→ **Text passage**:
A look at the numbers makes the strategy clear.

In an typical week at the US National Institute of Standards and Technology (NIST), the National Vulnerability Database collects information on 70 to 80 new vulnerabilities. In 2011, there were 5289 new vulnerabilities. But, according to Bussiere, only 14 of them were true zero-day attacks, where the vulnerability was being actively exploited before it was publicly disclosed. With the remaining 5275 vulnerabilities — that is, for 99.7 percent of them — there was at least some warning that they existed before they were exploited.

"When a new vulnerability is publicly disclosed, the attackers are going to leverage that like crazy for a period of time. If you're very early, in terms of eliminating the vulnerability from your network, you're going to reduce the window [during] which the attacker can even get in in the first place," he said.

"If you are pro-active and very agressive, or treat it as a continuous process, rather than something you do at certain periods of time, your chances of closing vulnerabilities that people can exploit is very, very, very good."

→ **Stored data entries**:
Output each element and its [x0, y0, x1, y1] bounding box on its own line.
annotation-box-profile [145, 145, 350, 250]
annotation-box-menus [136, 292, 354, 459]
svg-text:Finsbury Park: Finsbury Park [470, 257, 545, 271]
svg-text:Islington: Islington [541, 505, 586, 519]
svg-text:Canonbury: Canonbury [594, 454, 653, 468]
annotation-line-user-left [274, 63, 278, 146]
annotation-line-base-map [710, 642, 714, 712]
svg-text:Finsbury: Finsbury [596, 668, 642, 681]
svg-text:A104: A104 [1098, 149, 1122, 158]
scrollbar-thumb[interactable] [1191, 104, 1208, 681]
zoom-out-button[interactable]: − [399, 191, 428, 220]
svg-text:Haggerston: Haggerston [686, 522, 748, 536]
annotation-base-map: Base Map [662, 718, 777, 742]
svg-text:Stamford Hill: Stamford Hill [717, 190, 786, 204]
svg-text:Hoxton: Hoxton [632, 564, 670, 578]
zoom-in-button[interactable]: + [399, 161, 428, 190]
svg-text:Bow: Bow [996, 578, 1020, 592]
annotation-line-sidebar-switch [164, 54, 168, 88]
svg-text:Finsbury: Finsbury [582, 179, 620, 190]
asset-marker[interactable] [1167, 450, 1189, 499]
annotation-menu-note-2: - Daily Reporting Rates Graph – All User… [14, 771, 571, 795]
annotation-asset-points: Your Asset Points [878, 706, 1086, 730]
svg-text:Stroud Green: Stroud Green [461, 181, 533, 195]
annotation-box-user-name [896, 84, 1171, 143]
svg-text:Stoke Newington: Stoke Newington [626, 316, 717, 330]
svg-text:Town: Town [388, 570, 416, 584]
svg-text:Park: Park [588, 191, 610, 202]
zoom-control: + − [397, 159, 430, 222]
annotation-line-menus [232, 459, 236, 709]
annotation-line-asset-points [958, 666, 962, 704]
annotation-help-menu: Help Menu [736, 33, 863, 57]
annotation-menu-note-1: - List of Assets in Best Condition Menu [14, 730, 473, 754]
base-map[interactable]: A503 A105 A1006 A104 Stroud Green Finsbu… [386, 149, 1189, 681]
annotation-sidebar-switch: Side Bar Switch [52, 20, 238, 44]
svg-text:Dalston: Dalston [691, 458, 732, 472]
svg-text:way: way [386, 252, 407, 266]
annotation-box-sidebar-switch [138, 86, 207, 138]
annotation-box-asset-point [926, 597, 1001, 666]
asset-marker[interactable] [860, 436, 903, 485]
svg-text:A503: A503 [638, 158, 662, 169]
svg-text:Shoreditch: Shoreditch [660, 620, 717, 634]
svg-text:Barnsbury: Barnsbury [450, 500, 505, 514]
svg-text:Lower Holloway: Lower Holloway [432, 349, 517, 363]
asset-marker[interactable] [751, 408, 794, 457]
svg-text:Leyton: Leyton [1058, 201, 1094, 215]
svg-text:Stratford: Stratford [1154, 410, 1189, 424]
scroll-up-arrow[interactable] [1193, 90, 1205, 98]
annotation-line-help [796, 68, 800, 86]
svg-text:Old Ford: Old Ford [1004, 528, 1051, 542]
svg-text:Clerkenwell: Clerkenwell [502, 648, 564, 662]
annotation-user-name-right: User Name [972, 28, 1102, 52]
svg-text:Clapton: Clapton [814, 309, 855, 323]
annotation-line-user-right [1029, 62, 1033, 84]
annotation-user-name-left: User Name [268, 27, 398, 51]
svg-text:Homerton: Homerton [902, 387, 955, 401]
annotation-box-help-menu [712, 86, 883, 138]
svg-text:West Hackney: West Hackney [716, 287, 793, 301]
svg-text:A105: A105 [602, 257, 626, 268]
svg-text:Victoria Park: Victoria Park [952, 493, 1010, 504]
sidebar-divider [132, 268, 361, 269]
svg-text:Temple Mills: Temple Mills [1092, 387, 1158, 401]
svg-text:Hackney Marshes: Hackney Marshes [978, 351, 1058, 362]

→ **Prompt**: Reproduce the passage about software vulnerabilities from "In an typical" up to and including "they were exploited.". Rely only on the passage about software vulnerabilities, not on the entries.

→ **Written reply**:
In an typical week at the US National Institute of Standards and Technology (NIST), the National Vulnerability Database collects information on 70 to 80 new vulnerabilities. In 2011, there were 5289 new vulnerabilities. But, according to Bussiere, only 14 of them were true zero-day attacks, where the vulnerability was being actively exploited before it was publicly disclosed. With the remaining 5275 vulnerabilities — that is, for 99.7 percent of them — there was at least some warning that they existed before they were exploited.